--- START OF Data provided ---

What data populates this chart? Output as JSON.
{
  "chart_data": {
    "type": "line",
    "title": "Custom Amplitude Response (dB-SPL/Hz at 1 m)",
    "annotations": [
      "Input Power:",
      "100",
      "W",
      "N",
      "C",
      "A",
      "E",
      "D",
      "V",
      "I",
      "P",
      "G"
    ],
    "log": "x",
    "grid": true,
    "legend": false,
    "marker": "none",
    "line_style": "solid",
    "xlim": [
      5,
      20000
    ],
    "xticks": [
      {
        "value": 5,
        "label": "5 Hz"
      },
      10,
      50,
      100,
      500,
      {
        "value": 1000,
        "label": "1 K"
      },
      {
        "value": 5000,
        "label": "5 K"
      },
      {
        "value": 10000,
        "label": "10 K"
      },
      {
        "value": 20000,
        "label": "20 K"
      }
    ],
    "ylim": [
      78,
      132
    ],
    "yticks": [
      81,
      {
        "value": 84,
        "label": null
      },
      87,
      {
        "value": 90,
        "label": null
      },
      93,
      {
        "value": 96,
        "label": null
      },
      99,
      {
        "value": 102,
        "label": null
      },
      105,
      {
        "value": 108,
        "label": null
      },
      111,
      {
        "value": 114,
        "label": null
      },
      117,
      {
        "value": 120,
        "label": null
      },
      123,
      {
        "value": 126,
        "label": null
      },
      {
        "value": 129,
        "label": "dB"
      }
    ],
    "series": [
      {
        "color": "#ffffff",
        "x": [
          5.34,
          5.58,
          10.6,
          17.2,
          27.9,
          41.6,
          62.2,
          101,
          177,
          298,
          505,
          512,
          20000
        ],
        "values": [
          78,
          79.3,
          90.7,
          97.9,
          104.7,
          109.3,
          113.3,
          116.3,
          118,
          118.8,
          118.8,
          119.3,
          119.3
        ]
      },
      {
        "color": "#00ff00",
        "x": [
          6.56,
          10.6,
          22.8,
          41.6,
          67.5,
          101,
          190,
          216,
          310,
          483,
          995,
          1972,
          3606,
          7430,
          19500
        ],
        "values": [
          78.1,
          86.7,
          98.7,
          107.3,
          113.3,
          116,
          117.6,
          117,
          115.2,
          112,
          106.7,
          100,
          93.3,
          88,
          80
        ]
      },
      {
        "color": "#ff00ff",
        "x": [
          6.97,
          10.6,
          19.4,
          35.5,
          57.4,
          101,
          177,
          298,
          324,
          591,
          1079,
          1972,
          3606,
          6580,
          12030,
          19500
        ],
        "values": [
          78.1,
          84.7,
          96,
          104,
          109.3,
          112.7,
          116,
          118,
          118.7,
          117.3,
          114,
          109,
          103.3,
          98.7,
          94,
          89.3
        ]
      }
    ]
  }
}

--- END OF Data provided ---

● Set task
Looking at the entries above, state how many lines contain "color"; give the number alone.

● Task result
3